**Stated exercise:**
Write each line out exactly, leaving none out.

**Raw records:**
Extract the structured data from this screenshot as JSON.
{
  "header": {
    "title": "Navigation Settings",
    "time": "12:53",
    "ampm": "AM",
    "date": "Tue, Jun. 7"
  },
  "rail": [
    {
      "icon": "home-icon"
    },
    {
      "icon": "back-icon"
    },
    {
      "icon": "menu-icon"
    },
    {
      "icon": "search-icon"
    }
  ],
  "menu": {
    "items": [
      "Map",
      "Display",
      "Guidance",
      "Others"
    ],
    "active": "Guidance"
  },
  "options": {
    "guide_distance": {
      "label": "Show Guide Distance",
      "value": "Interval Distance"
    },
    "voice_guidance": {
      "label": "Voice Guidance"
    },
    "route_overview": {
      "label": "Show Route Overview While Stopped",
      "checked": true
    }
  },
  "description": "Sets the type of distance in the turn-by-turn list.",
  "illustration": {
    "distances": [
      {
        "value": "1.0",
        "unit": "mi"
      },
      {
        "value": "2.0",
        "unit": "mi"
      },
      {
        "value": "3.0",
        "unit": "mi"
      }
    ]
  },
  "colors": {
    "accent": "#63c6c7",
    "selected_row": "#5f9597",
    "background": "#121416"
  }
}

**Written response:**
Extract the structured data from this screenshot as JSON.
{
  "header": {
    "title": "Navigation Settings",
    "time": "12:53",
    "ampm": "AM",
    "date": "Tue, Jun. 7"
  },
  "rail": [
    {
      "icon": "home-icon"
    },
    {
      "icon": "back-icon"
    },
    {
      "icon": "menu-icon"
    },
    {
      "icon": "search-icon"
    }
  ],
  "menu": {
    "items": [
      "Map",
      "Display",
      "Guidance",
      "Others"
    ],
    "active": "Guidance"
  },
  "options": {
    "guide_distance": {
      "label": "Show Guide Distance",
      "value": "Interval Distance"
    },
    "voice_guidance": {
      "label": "Voice Guidance"
    },
    "route_overview": {
      "label": "Show Route Overview While Stopped",
      "checked": true
    }
  },
  "description": "Sets the type of distance in the turn-by-turn list.",
  "illustration": {
    "distances": [
      {
        "value": "1.0",
        "unit": "mi"
      },
      {
        "value": "2.0",
        "unit": "mi"
      },
      {
        "value": "3.0",
        "unit": "mi"
      }
    ]
  },
  "colors": {
    "accent": "#63c6c7",
    "selected_row": "#5f9597",
    "background": "#121416"
  }
}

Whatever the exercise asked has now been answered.